### Set task
Write the material out again in full, word for word. Do not include the pictures.

### Material shown
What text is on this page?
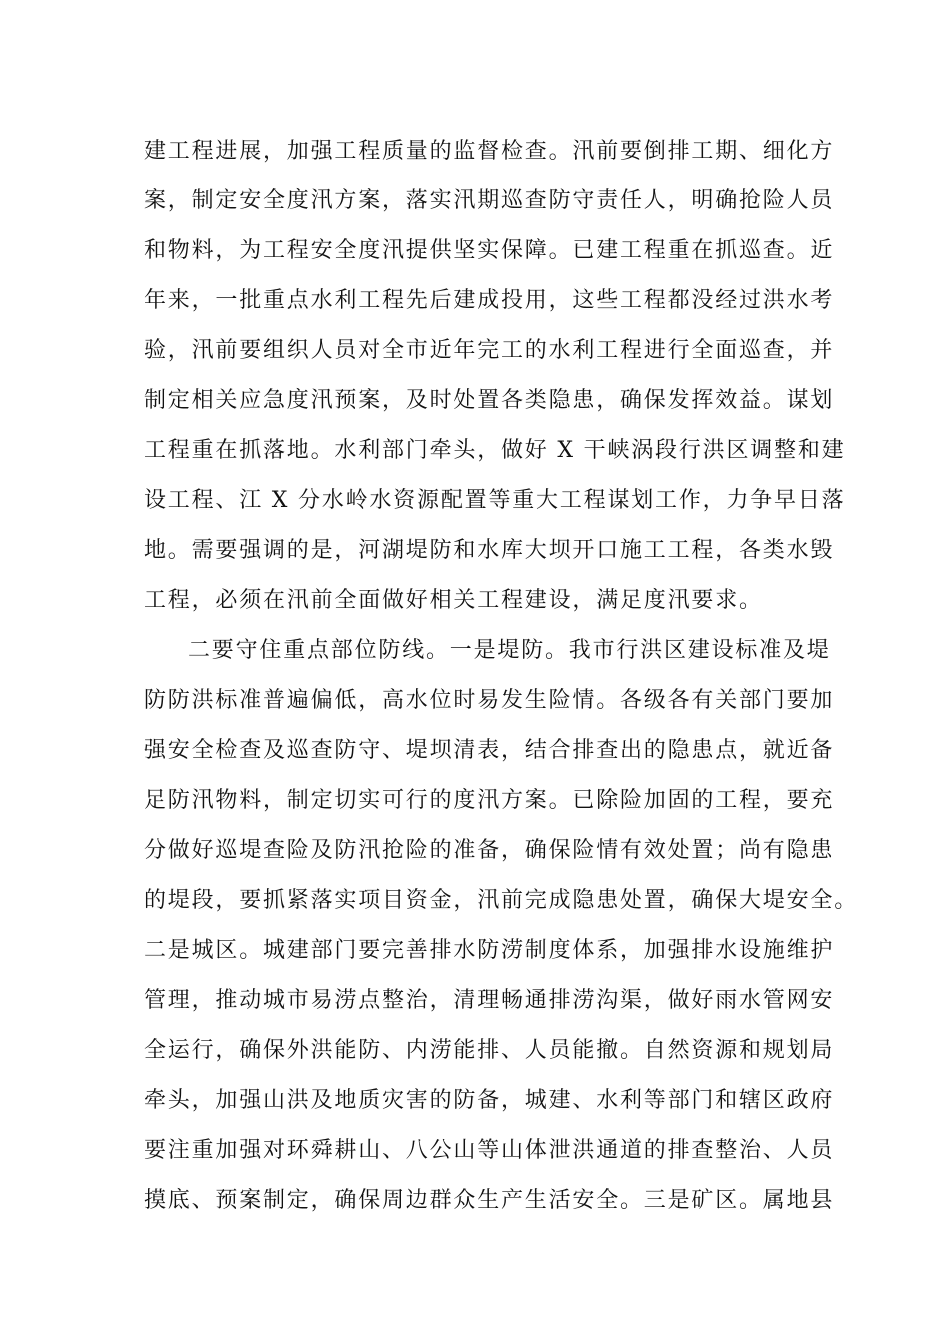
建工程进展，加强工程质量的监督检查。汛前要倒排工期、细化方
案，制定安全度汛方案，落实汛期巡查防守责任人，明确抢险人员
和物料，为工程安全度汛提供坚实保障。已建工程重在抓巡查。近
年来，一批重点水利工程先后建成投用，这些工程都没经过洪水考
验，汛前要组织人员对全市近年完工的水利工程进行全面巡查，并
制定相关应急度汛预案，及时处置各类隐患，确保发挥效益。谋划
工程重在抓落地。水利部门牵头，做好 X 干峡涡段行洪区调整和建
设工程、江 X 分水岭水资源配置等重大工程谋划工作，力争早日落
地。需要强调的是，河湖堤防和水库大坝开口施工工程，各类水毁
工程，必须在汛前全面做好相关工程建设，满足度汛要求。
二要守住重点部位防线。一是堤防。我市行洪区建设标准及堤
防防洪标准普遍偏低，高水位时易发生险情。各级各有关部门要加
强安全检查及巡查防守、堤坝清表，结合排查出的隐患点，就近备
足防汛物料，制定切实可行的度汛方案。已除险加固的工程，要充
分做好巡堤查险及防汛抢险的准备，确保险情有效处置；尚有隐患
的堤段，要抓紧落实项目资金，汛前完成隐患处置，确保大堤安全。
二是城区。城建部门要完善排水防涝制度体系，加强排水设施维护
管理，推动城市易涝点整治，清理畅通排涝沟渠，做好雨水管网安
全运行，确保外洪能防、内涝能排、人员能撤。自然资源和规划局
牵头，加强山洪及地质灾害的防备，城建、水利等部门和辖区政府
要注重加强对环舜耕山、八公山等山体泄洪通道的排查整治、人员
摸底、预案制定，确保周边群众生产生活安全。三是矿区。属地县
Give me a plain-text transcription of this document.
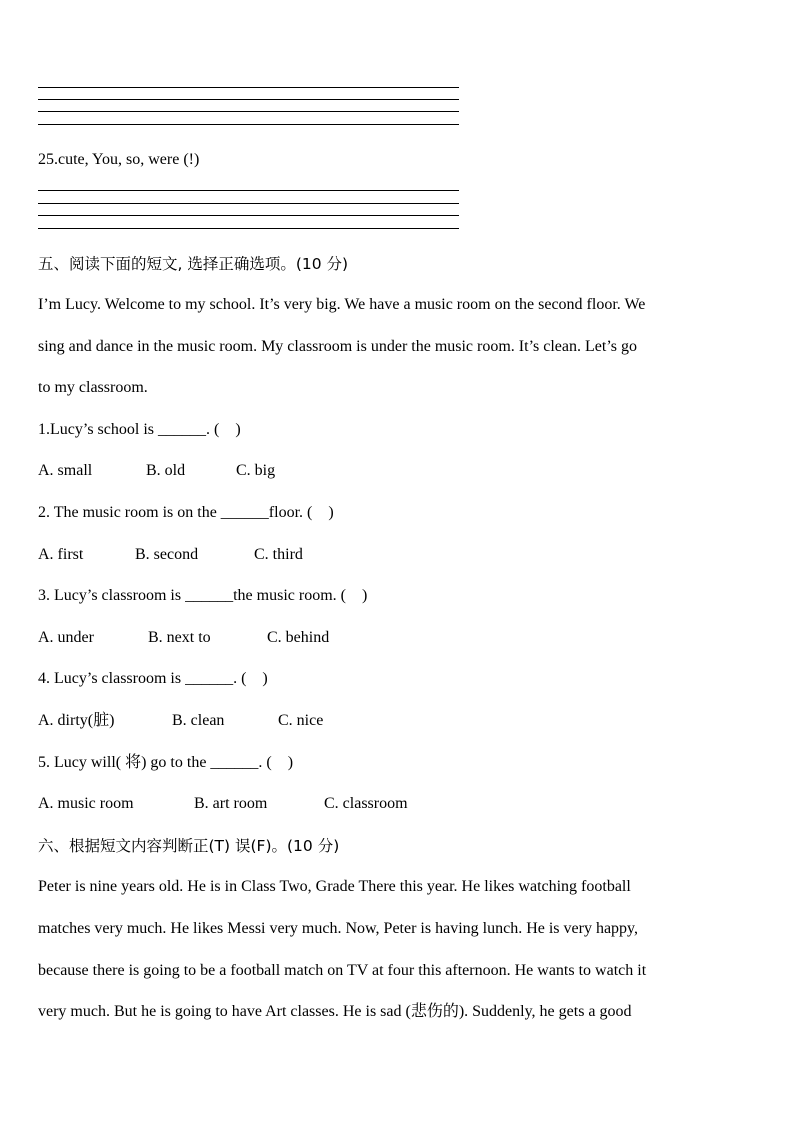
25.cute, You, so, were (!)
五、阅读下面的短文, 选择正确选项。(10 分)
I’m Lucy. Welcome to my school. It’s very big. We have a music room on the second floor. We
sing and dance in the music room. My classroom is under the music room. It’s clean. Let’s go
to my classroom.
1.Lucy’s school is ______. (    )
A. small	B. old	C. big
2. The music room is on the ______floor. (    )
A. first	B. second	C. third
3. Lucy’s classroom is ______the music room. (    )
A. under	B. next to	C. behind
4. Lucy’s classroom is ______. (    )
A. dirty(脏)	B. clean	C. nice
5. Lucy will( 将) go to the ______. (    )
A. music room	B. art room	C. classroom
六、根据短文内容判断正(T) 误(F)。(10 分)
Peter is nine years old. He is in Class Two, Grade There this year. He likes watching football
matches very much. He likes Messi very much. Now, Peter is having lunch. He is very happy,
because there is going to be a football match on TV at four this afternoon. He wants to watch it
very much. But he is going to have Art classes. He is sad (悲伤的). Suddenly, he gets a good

### Finished answer
What text is on this page?
建工程进展，加强工程质量的监督检查。汛前要倒排工期、细化方
案，制定安全度汛方案，落实汛期巡查防守责任人，明确抢险人员
和物料，为工程安全度汛提供坚实保障。已建工程重在抓巡查。近
年来，一批重点水利工程先后建成投用，这些工程都没经过洪水考
验，汛前要组织人员对全市近年完工的水利工程进行全面巡查，并
制定相关应急度汛预案，及时处置各类隐患，确保发挥效益。谋划
工程重在抓落地。水利部门牵头，做好 X 干峡涡段行洪区调整和建
设工程、江 X 分水岭水资源配置等重大工程谋划工作，力争早日落
地。需要强调的是，河湖堤防和水库大坝开口施工工程，各类水毁
工程，必须在汛前全面做好相关工程建设，满足度汛要求。
二要守住重点部位防线。一是堤防。我市行洪区建设标准及堤
防防洪标准普遍偏低，高水位时易发生险情。各级各有关部门要加
强安全检查及巡查防守、堤坝清表，结合排查出的隐患点，就近备
足防汛物料，制定切实可行的度汛方案。已除险加固的工程，要充
分做好巡堤查险及防汛抢险的准备，确保险情有效处置；尚有隐患
的堤段，要抓紧落实项目资金，汛前完成隐患处置，确保大堤安全。
二是城区。城建部门要完善排水防涝制度体系，加强排水设施维护
管理，推动城市易涝点整治，清理畅通排涝沟渠，做好雨水管网安
全运行，确保外洪能防、内涝能排、人员能撤。自然资源和规划局
牵头，加强山洪及地质灾害的防备，城建、水利等部门和辖区政府
要注重加强对环舜耕山、八公山等山体泄洪通道的排查整治、人员
摸底、预案制定，确保周边群众生产生活安全。三是矿区。属地县
Give me a plain-text transcription of this document.
25.cute, You, so, were (!)
五、阅读下面的短文, 选择正确选项。(10 分)
I’m Lucy. Welcome to my school. It’s very big. We have a music room on the second floor. We
sing and dance in the music room. My classroom is under the music room. It’s clean. Let’s go
to my classroom.
1.Lucy’s school is ______. (    )
A. small	B. old	C. big
2. The music room is on the ______floor. (    )
A. first	B. second	C. third
3. Lucy’s classroom is ______the music room. (    )
A. under	B. next to	C. behind
4. Lucy’s classroom is ______. (    )
A. dirty(脏)	B. clean	C. nice
5. Lucy will( 将) go to the ______. (    )
A. music room	B. art room	C. classroom
六、根据短文内容判断正(T) 误(F)。(10 分)
Peter is nine years old. He is in Class Two, Grade There this year. He likes watching football
matches very much. He likes Messi very much. Now, Peter is having lunch. He is very happy,
because there is going to be a football match on TV at four this afternoon. He wants to watch it
very much. But he is going to have Art classes. He is sad (悲伤的). Suddenly, he gets a good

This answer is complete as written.